* **Short task**
Pick every line with "огледалото" from the material below.
***
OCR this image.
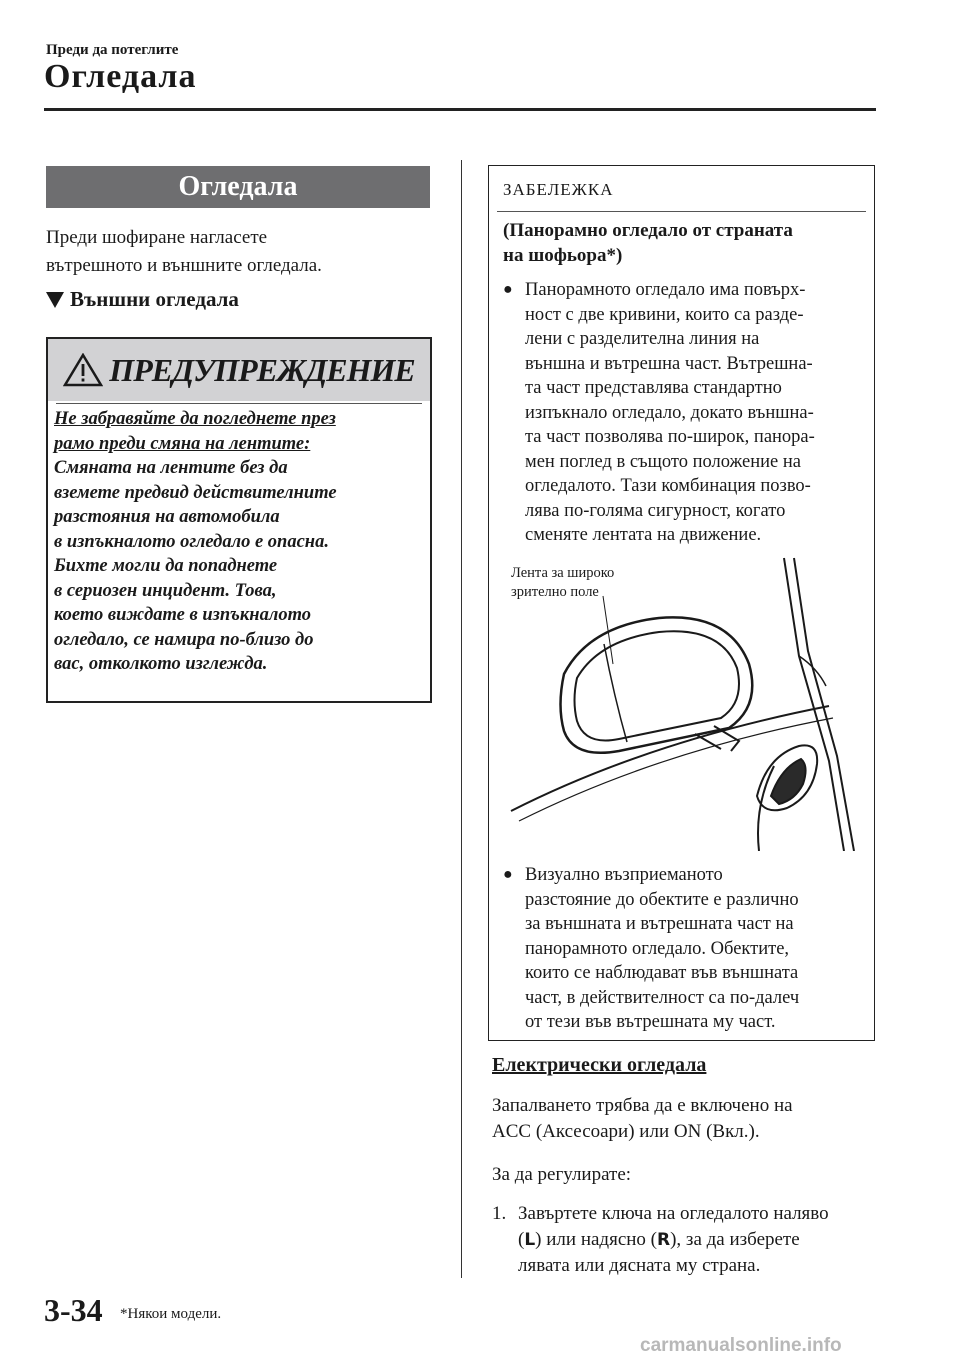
Преди да потеглите
Огледала
Огледала
Преди шофиране нагласете
вътрешното и външните огледала.
Външни огледала
ПРЕДУПРЕЖДЕНИЕ
Не забравяйте да погледнете през
рамо преди смяна на лентите:
Смяната на лентите без да
вземете предвид действителните
разстояния на автомобила
в изпъкналото огледало е опасна.
Бихте могли да попаднете
в сериозен инцидент. Това,
което виждате в изпъкналото
огледало, се намира по-близо до
вас, отколкото изглежда.
ЗАБЕЛЕЖКА
(Панорамно огледало от страната
на шофьора*)
● Панорамното огледало има повърх-
ност с две кривини, които са разде-
лени с разделителна линия на
външна и вътрешна част. Вътрешна-
та част представлява стандартно
изпъкнало огледало, докато външна-
та част позволява по-широк, панора-
мен поглед в същото положение на
огледалото. Тази комбинация позво-
лява по-голяма сигурност, когато
сменяте лентата на движение.
Лента за широко
зрително поле
● Визуално възприеманото
разстояние до обектите е различно
за външната и вътрешната част на
панорамното огледало. Обектите,
които се наблюдават във външната
част, в действителност са по-далеч
от тези във вътрешната му част.
Електрически огледала
Запалването трябва да е включено на
ACC (Аксесоари) или ON (Вкл.).
За да регулирате:
1. Завъртете ключа на огледалото наляво
(L) или надясно (R), за да изберете
лявата или дясната му страна.
3-34 *Някои модели.
carmanualsonline.info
***
* **Right answer**
огледалото. Тази комбинация позво-
1. Завъртете ключа на огледалото наляво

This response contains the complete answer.